● PROVIDED RECORDS
----

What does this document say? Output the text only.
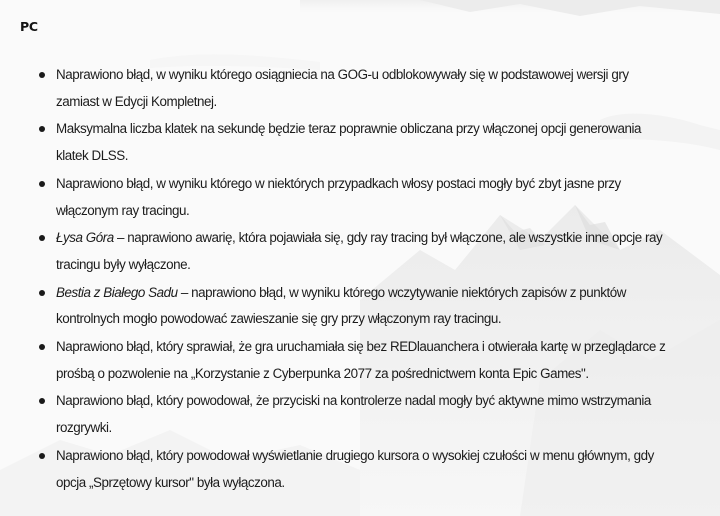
PC
Naprawiono błąd, w wyniku którego osiągniecia na GOG-u odblokowywały się w podstawowej wersji gry
zamiast w Edycji Kompletnej.
Maksymalna liczba klatek na sekundę będzie teraz poprawnie obliczana przy włączonej opcji generowania
klatek DLSS.
Naprawiono błąd, w wyniku którego w niektórych przypadkach włosy postaci mogły być zbyt jasne przy
włączonym ray tracingu.
Łysa Góra – naprawiono awarię, która pojawiała się, gdy ray tracing był włączone, ale wszystkie inne opcje ray
tracingu były wyłączone.
Bestia z Białego Sadu – naprawiono błąd, w wyniku którego wczytywanie niektórych zapisów z punktów
kontrolnych mogło powodować zawieszanie się gry przy włączonym ray tracingu.
Naprawiono błąd, który sprawiał, że gra uruchamiała się bez REDlauanchera i otwierała kartę w przeglądarce z
prośbą o pozwolenie na „Korzystanie z Cyberpunka 2077 za pośrednictwem konta Epic Games".
Naprawiono błąd, który powodował, że przyciski na kontrolerze nadal mogły być aktywne mimo wstrzymania
rozgrywki.
Naprawiono błąd, który powodował wyświetlanie drugiego kursora o wysokiej czułości w menu głównym, gdy
opcja „Sprzętowy kursor" była wyłączona.
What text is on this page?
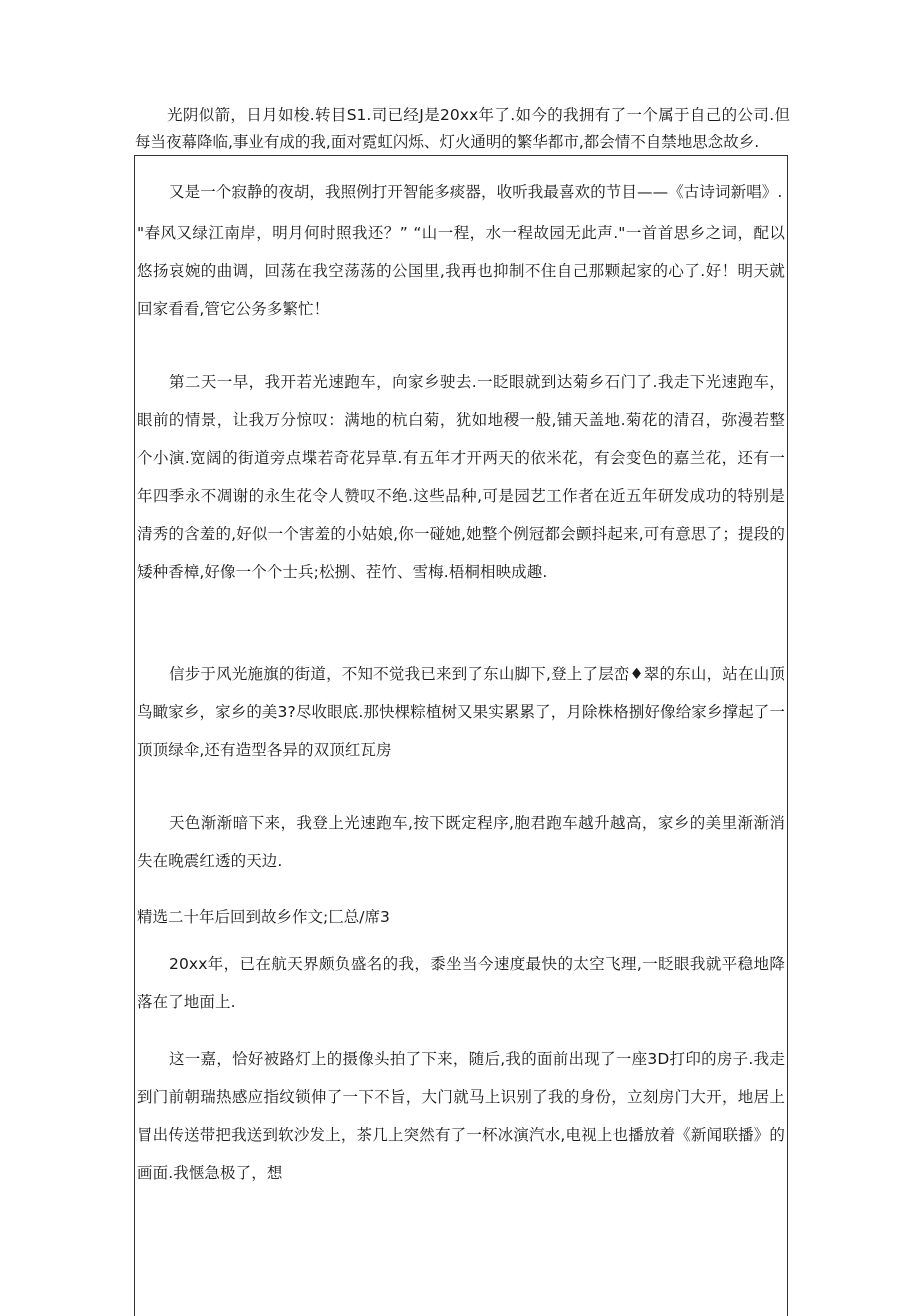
光阴似箭，日月如梭.转目S1.司已经J是20xx年了.如今的我拥有了一个属于自己的公司.但每当夜幕降临,事业有成的我,面对霓虹闪烁、灯火通明的繁华都市,都会情不自禁地思念故乡.

又是一个寂静的夜胡，我照例打开智能多痰器，收听我最喜欢的节目——《古诗词新唱》.

"春风又绿江南岸，明月何时照我还？” “山一程，水一程故园无此声."一首首思乡之词，配以悠扬哀婉的曲调，回荡在我空荡荡的公国里,我再也抑制不住自己那颗起家的心了.好！明天就回家看看,管它公务多繁忙！

第二天一早，我开若光速跑车，向家乡驶去.一眨眼就到达菊乡石门了.我走下光速跑车，眼前的情景，让我万分惊叹：满地的杭白菊，犹如地稷一般,铺天盖地.菊花的清召，弥漫若整个小演.宽阔的街道旁点堞若奇花异草.有五年才开两天的依米花，有会变色的嘉兰花，还有一年四季永不凋谢的永生花令人赞叹不绝.这些品种,可是园艺工作者在近五年研发成功的特别是清秀的含羞的,好似一个害羞的小姑娘,你一碰她,她整个例冠都会颤抖起来,可有意思了；提段的矮种香樟,好像一个个士兵;松捌、茬竹、雪梅.梧桐相映成趣.

信步于风光施旗的街道，不知不觉我已来到了东山脚下,登上了层峦♦翠的东山，站在山顶鸟瞰家乡，家乡的美3?尽收眼底.那快棵粽植树又果实累累了，月除株格捌好像给家乡撑起了一顶顶绿伞,还有造型各异的双顶红瓦房

天色渐渐暗下来，我登上光速跑车,按下既定程序,胞君跑车越升越高，家乡的美里渐渐消失在晚震红透的天边.

精选二十年后回到故乡作文;匚总/席3

20xx年，已在航天界颇负盛名的我，黍坐当今速度最快的太空飞理,一眨眼我就平稳地降落在了地面上.

这一嘉，恰好被路灯上的摄像头拍了下来，随后,我的面前出现了一座3D打印的房子.我走到门前朝瑞热感应指纹锁伸了一下不旨，大门就马上识别了我的身份，立刻房门大开，地居上冒出传送带把我送到软沙发上，茶几上突然有了一杯冰演汽水,电视上也播放着《新闻联播》的画面.我惬急极了，想
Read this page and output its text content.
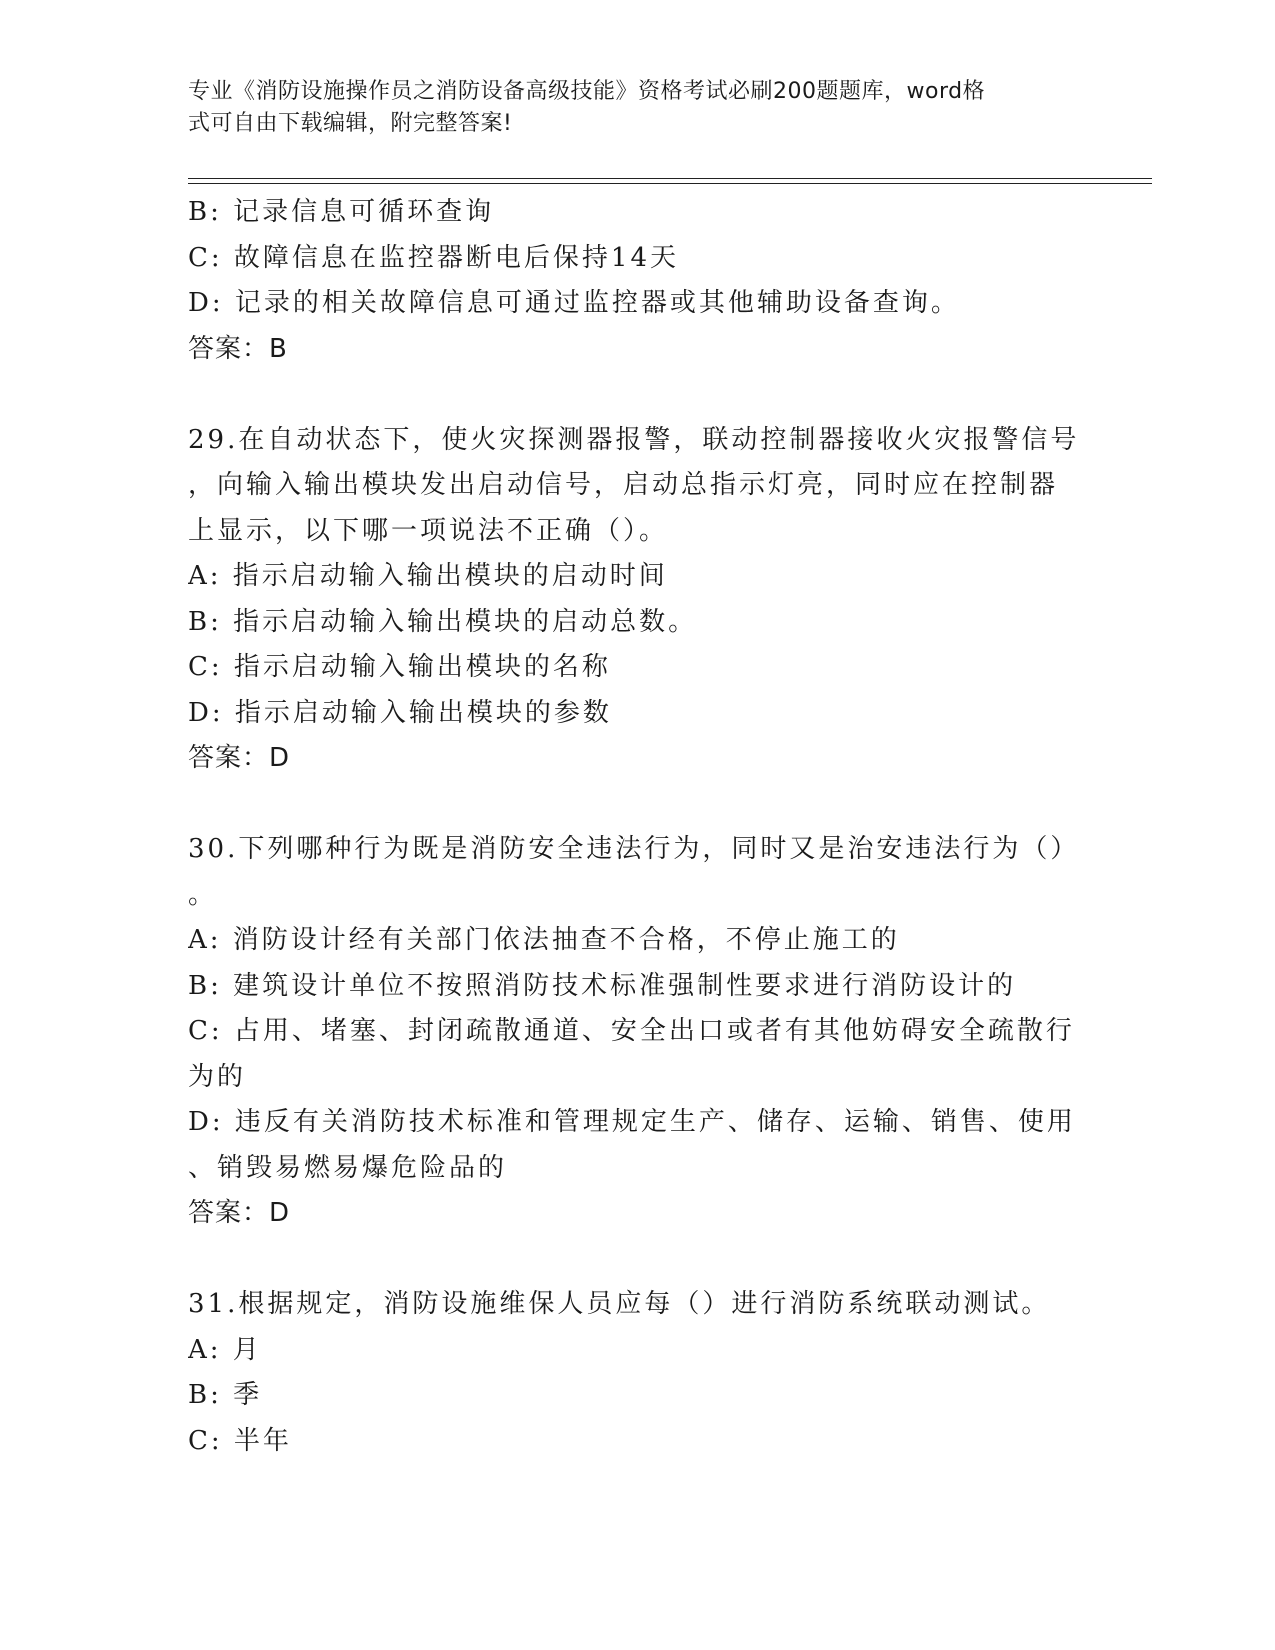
专业《消防设施操作员之消防设备高级技能》资格考试必刷200题题库，word格
式可自由下载编辑，附完整答案!
B: 记录信息可循环查询
C: 故障信息在监控器断电后保持14天
D: 记录的相关故障信息可通过监控器或其他辅助设备查询。
答案：B
29.在自动状态下，使火灾探测器报警，联动控制器接收火灾报警信号
，向输入输出模块发出启动信号，启动总指示灯亮，同时应在控制器
上显示，以下哪一项说法不正确（）。
A: 指示启动输入输出模块的启动时间
B: 指示启动输入输出模块的启动总数。
C: 指示启动输入输出模块的名称
D: 指示启动输入输出模块的参数
答案：D
30.下列哪种行为既是消防安全违法行为，同时又是治安违法行为（）
。
A: 消防设计经有关部门依法抽查不合格，不停止施工的
B: 建筑设计单位不按照消防技术标准强制性要求进行消防设计的
C: 占用、堵塞、封闭疏散通道、安全出口或者有其他妨碍安全疏散行
为的
D: 违反有关消防技术标准和管理规定生产、储存、运输、销售、使用
、销毁易燃易爆危险品的
答案：D
31.根据规定，消防设施维保人员应每（）进行消防系统联动测试。
A: 月
B: 季
C: 半年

----

● WHAT YOU SHOULD DO
Make a list of all lines in the data that contain "powodował".

● RESPONSE TO THIS EXERCISE
Naprawiono błąd, który powodował, że przyciski na kontrolerze nadal mogły być aktywne mimo wstrzymania
Naprawiono błąd, który powodował wyświetlanie drugiego kursora o wysokiej czułości w menu głównym, gdy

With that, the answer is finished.